--- START Material shown ---

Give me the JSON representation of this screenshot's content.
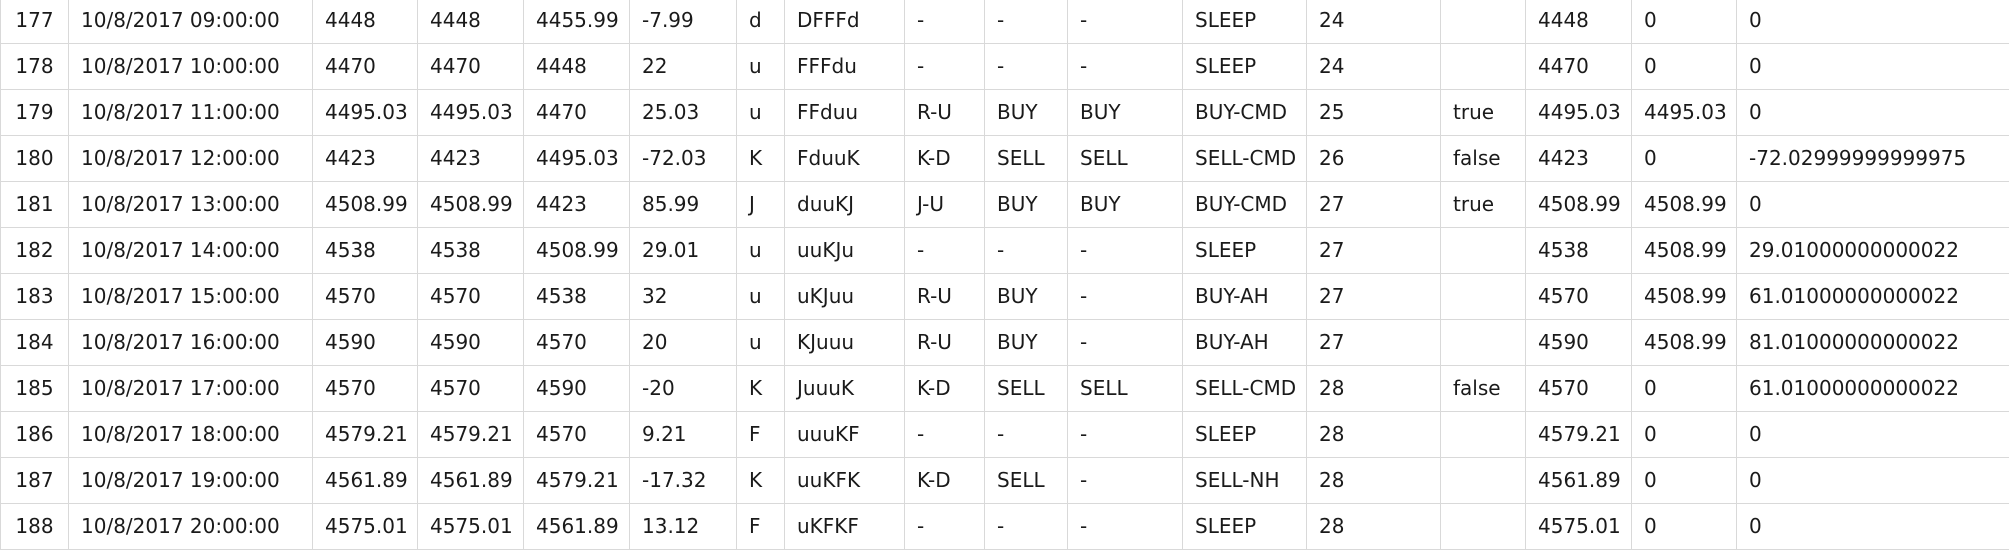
{
  "table": {
    "rows": [
      [
        "177",
        "10/8/2017 09:00:00",
        "4448",
        "4448",
        "4455.99",
        "-7.99",
        "d",
        "DFFFd",
        "-",
        "-",
        "-",
        "SLEEP",
        "24",
        "",
        "4448",
        "0",
        "0"
      ],
      [
        "178",
        "10/8/2017 10:00:00",
        "4470",
        "4470",
        "4448",
        "22",
        "u",
        "FFFdu",
        "-",
        "-",
        "-",
        "SLEEP",
        "24",
        "",
        "4470",
        "0",
        "0"
      ],
      [
        "179",
        "10/8/2017 11:00:00",
        "4495.03",
        "4495.03",
        "4470",
        "25.03",
        "u",
        "FFduu",
        "R-U",
        "BUY",
        "BUY",
        "BUY-CMD",
        "25",
        "true",
        "4495.03",
        "4495.03",
        "0"
      ],
      [
        "180",
        "10/8/2017 12:00:00",
        "4423",
        "4423",
        "4495.03",
        "-72.03",
        "K",
        "FduuK",
        "K-D",
        "SELL",
        "SELL",
        "SELL-CMD",
        "26",
        "false",
        "4423",
        "0",
        "-72.02999999999975"
      ],
      [
        "181",
        "10/8/2017 13:00:00",
        "4508.99",
        "4508.99",
        "4423",
        "85.99",
        "J",
        "duuKJ",
        "J-U",
        "BUY",
        "BUY",
        "BUY-CMD",
        "27",
        "true",
        "4508.99",
        "4508.99",
        "0"
      ],
      [
        "182",
        "10/8/2017 14:00:00",
        "4538",
        "4538",
        "4508.99",
        "29.01",
        "u",
        "uuKJu",
        "-",
        "-",
        "-",
        "SLEEP",
        "27",
        "",
        "4538",
        "4508.99",
        "29.01000000000022"
      ],
      [
        "183",
        "10/8/2017 15:00:00",
        "4570",
        "4570",
        "4538",
        "32",
        "u",
        "uKJuu",
        "R-U",
        "BUY",
        "-",
        "BUY-AH",
        "27",
        "",
        "4570",
        "4508.99",
        "61.01000000000022"
      ],
      [
        "184",
        "10/8/2017 16:00:00",
        "4590",
        "4590",
        "4570",
        "20",
        "u",
        "KJuuu",
        "R-U",
        "BUY",
        "-",
        "BUY-AH",
        "27",
        "",
        "4590",
        "4508.99",
        "81.01000000000022"
      ],
      [
        "185",
        "10/8/2017 17:00:00",
        "4570",
        "4570",
        "4590",
        "-20",
        "K",
        "JuuuK",
        "K-D",
        "SELL",
        "SELL",
        "SELL-CMD",
        "28",
        "false",
        "4570",
        "0",
        "61.01000000000022"
      ],
      [
        "186",
        "10/8/2017 18:00:00",
        "4579.21",
        "4579.21",
        "4570",
        "9.21",
        "F",
        "uuuKF",
        "-",
        "-",
        "-",
        "SLEEP",
        "28",
        "",
        "4579.21",
        "0",
        "0"
      ],
      [
        "187",
        "10/8/2017 19:00:00",
        "4561.89",
        "4561.89",
        "4579.21",
        "-17.32",
        "K",
        "uuKFK",
        "K-D",
        "SELL",
        "-",
        "SELL-NH",
        "28",
        "",
        "4561.89",
        "0",
        "0"
      ],
      [
        "188",
        "10/8/2017 20:00:00",
        "4575.01",
        "4575.01",
        "4561.89",
        "13.12",
        "F",
        "uKFKF",
        "-",
        "-",
        "-",
        "SLEEP",
        "28",
        "",
        "4575.01",
        "0",
        "0"
      ]
    ]
  }
}
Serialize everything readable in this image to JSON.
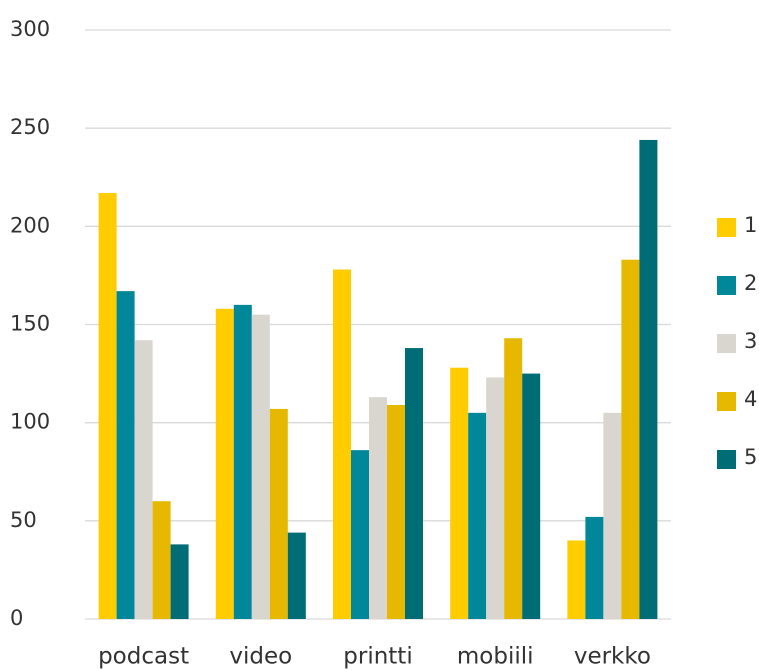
{
  "chart_data": {
    "type": "bar",
    "categories": [
      "podcast",
      "video",
      "printti",
      "mobiili",
      "verkko"
    ],
    "series": [
      {
        "name": "1",
        "values": [
          217,
          158,
          178,
          128,
          40
        ],
        "color": "#FFCC00"
      },
      {
        "name": "2",
        "values": [
          167,
          160,
          86,
          105,
          52
        ],
        "color": "#00879A"
      },
      {
        "name": "3",
        "values": [
          142,
          155,
          113,
          123,
          105
        ],
        "color": "#D9D6CF"
      },
      {
        "name": "4",
        "values": [
          60,
          107,
          109,
          143,
          183
        ],
        "color": "#E6B800"
      },
      {
        "name": "5",
        "values": [
          38,
          44,
          138,
          125,
          244
        ],
        "color": "#006C75"
      }
    ],
    "y_ticks": [
      "0",
      "50",
      "100",
      "150",
      "200",
      "250",
      "300"
    ],
    "ylim": [
      0,
      300
    ],
    "grid": true,
    "legend": "right"
  }
}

--- END Material shown ---

Direction.
Repeat each record exactly, with the pictures left out.

Reply to the exercise.
Give me the JSON representation of this screenshot's content.
{
  "table": {
    "rows": [
      [
        "177",
        "10/8/2017 09:00:00",
        "4448",
        "4448",
        "4455.99",
        "-7.99",
        "d",
        "DFFFd",
        "-",
        "-",
        "-",
        "SLEEP",
        "24",
        "",
        "4448",
        "0",
        "0"
      ],
      [
        "178",
        "10/8/2017 10:00:00",
        "4470",
        "4470",
        "4448",
        "22",
        "u",
        "FFFdu",
        "-",
        "-",
        "-",
        "SLEEP",
        "24",
        "",
        "4470",
        "0",
        "0"
      ],
      [
        "179",
        "10/8/2017 11:00:00",
        "4495.03",
        "4495.03",
        "4470",
        "25.03",
        "u",
        "FFduu",
        "R-U",
        "BUY",
        "BUY",
        "BUY-CMD",
        "25",
        "true",
        "4495.03",
        "4495.03",
        "0"
      ],
      [
        "180",
        "10/8/2017 12:00:00",
        "4423",
        "4423",
        "4495.03",
        "-72.03",
        "K",
        "FduuK",
        "K-D",
        "SELL",
        "SELL",
        "SELL-CMD",
        "26",
        "false",
        "4423",
        "0",
        "-72.02999999999975"
      ],
      [
        "181",
        "10/8/2017 13:00:00",
        "4508.99",
        "4508.99",
        "4423",
        "85.99",
        "J",
        "duuKJ",
        "J-U",
        "BUY",
        "BUY",
        "BUY-CMD",
        "27",
        "true",
        "4508.99",
        "4508.99",
        "0"
      ],
      [
        "182",
        "10/8/2017 14:00:00",
        "4538",
        "4538",
        "4508.99",
        "29.01",
        "u",
        "uuKJu",
        "-",
        "-",
        "-",
        "SLEEP",
        "27",
        "",
        "4538",
        "4508.99",
        "29.01000000000022"
      ],
      [
        "183",
        "10/8/2017 15:00:00",
        "4570",
        "4570",
        "4538",
        "32",
        "u",
        "uKJuu",
        "R-U",
        "BUY",
        "-",
        "BUY-AH",
        "27",
        "",
        "4570",
        "4508.99",
        "61.01000000000022"
      ],
      [
        "184",
        "10/8/2017 16:00:00",
        "4590",
        "4590",
        "4570",
        "20",
        "u",
        "KJuuu",
        "R-U",
        "BUY",
        "-",
        "BUY-AH",
        "27",
        "",
        "4590",
        "4508.99",
        "81.01000000000022"
      ],
      [
        "185",
        "10/8/2017 17:00:00",
        "4570",
        "4570",
        "4590",
        "-20",
        "K",
        "JuuuK",
        "K-D",
        "SELL",
        "SELL",
        "SELL-CMD",
        "28",
        "false",
        "4570",
        "0",
        "61.01000000000022"
      ],
      [
        "186",
        "10/8/2017 18:00:00",
        "4579.21",
        "4579.21",
        "4570",
        "9.21",
        "F",
        "uuuKF",
        "-",
        "-",
        "-",
        "SLEEP",
        "28",
        "",
        "4579.21",
        "0",
        "0"
      ],
      [
        "187",
        "10/8/2017 19:00:00",
        "4561.89",
        "4561.89",
        "4579.21",
        "-17.32",
        "K",
        "uuKFK",
        "K-D",
        "SELL",
        "-",
        "SELL-NH",
        "28",
        "",
        "4561.89",
        "0",
        "0"
      ],
      [
        "188",
        "10/8/2017 20:00:00",
        "4575.01",
        "4575.01",
        "4561.89",
        "13.12",
        "F",
        "uKFKF",
        "-",
        "-",
        "-",
        "SLEEP",
        "28",
        "",
        "4575.01",
        "0",
        "0"
      ]
    ]
  }
}
Serialize everything readable in this image to JSON.
{
  "chart_data": {
    "type": "bar",
    "categories": [
      "podcast",
      "video",
      "printti",
      "mobiili",
      "verkko"
    ],
    "series": [
      {
        "name": "1",
        "values": [
          217,
          158,
          178,
          128,
          40
        ],
        "color": "#FFCC00"
      },
      {
        "name": "2",
        "values": [
          167,
          160,
          86,
          105,
          52
        ],
        "color": "#00879A"
      },
      {
        "name": "3",
        "values": [
          142,
          155,
          113,
          123,
          105
        ],
        "color": "#D9D6CF"
      },
      {
        "name": "4",
        "values": [
          60,
          107,
          109,
          143,
          183
        ],
        "color": "#E6B800"
      },
      {
        "name": "5",
        "values": [
          38,
          44,
          138,
          125,
          244
        ],
        "color": "#006C75"
      }
    ],
    "y_ticks": [
      "0",
      "50",
      "100",
      "150",
      "200",
      "250",
      "300"
    ],
    "ylim": [
      0,
      300
    ],
    "grid": true,
    "legend": "right"
  }
}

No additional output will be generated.